* _What this task involves_: Please copy all of the records exactly, leaving nothing out.
Top of Records
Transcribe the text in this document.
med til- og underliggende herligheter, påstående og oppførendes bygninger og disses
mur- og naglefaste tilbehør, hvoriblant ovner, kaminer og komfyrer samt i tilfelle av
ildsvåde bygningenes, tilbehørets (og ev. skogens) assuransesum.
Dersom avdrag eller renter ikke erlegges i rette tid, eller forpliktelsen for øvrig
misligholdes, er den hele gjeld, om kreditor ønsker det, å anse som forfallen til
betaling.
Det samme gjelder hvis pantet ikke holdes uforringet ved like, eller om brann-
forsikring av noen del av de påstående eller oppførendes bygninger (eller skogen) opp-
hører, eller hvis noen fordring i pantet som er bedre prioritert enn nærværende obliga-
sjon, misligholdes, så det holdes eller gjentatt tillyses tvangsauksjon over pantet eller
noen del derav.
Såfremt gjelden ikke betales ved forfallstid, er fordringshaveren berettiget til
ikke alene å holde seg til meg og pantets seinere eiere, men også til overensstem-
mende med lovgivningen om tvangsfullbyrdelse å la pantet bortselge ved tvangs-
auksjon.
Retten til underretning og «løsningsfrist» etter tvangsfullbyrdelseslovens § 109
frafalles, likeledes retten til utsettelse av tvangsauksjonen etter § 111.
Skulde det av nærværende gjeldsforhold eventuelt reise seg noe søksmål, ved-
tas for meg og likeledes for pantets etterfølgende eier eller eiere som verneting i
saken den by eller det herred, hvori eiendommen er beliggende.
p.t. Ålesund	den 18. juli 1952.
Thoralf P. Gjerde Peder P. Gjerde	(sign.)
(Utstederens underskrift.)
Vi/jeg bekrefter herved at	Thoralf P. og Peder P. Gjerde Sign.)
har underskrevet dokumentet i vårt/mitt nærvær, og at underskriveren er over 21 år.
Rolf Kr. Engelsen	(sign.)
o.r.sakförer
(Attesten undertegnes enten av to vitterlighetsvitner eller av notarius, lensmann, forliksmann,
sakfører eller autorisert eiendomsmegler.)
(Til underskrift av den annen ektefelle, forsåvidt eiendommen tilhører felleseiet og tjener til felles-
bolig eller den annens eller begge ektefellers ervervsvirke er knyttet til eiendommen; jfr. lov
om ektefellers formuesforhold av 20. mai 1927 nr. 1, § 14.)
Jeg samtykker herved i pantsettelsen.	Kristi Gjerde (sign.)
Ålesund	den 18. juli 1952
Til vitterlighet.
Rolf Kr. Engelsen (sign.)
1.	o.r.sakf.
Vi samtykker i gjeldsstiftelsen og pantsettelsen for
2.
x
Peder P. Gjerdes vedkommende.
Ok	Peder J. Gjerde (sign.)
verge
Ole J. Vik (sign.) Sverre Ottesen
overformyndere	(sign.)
Bottom of Records
* _Exercise answer_:
Transcribe the text in this document.
med til- og underliggende herligheter, påstående og oppførendes bygninger og disses
mur- og naglefaste tilbehør, hvoriblant ovner, kaminer og komfyrer samt i tilfelle av
ildsvåde bygningenes, tilbehørets (og ev. skogens) assuransesum.
Dersom avdrag eller renter ikke erlegges i rette tid, eller forpliktelsen for øvrig
misligholdes, er den hele gjeld, om kreditor ønsker det, å anse som forfallen til
betaling.
Det samme gjelder hvis pantet ikke holdes uforringet ved like, eller om brann-
forsikring av noen del av de påstående eller oppførendes bygninger (eller skogen) opp-
hører, eller hvis noen fordring i pantet som er bedre prioritert enn nærværende obliga-
sjon, misligholdes, så det holdes eller gjentatt tillyses tvangsauksjon over pantet eller
noen del derav.
Såfremt gjelden ikke betales ved forfallstid, er fordringshaveren berettiget til
ikke alene å holde seg til meg og pantets seinere eiere, men også til overensstem-
mende med lovgivningen om tvangsfullbyrdelse å la pantet bortselge ved tvangs-
auksjon.
Retten til underretning og «løsningsfrist» etter tvangsfullbyrdelseslovens § 109
frafalles, likeledes retten til utsettelse av tvangsauksjonen etter § 111.
Skulde det av nærværende gjeldsforhold eventuelt reise seg noe søksmål, ved-
tas for meg og likeledes for pantets etterfølgende eier eller eiere som verneting i
saken den by eller det herred, hvori eiendommen er beliggende.
p.t. Ålesund	den 18. juli 1952.
Thoralf P. Gjerde Peder P. Gjerde	(sign.)
(Utstederens underskrift.)
Vi/jeg bekrefter herved at	Thoralf P. og Peder P. Gjerde Sign.)
har underskrevet dokumentet i vårt/mitt nærvær, og at underskriveren er over 21 år.
Rolf Kr. Engelsen	(sign.)
o.r.sakförer
(Attesten undertegnes enten av to vitterlighetsvitner eller av notarius, lensmann, forliksmann,
sakfører eller autorisert eiendomsmegler.)
(Til underskrift av den annen ektefelle, forsåvidt eiendommen tilhører felleseiet og tjener til felles-
bolig eller den annens eller begge ektefellers ervervsvirke er knyttet til eiendommen; jfr. lov
om ektefellers formuesforhold av 20. mai 1927 nr. 1, § 14.)
Jeg samtykker herved i pantsettelsen.	Kristi Gjerde (sign.)
Ålesund	den 18. juli 1952
Til vitterlighet.
Rolf Kr. Engelsen (sign.)
1.	o.r.sakf.
Vi samtykker i gjeldsstiftelsen og pantsettelsen for
2.
x
Peder P. Gjerdes vedkommende.
Ok	Peder J. Gjerde (sign.)
verge
Ole J. Vik (sign.) Sverre Ottesen
overformyndere	(sign.)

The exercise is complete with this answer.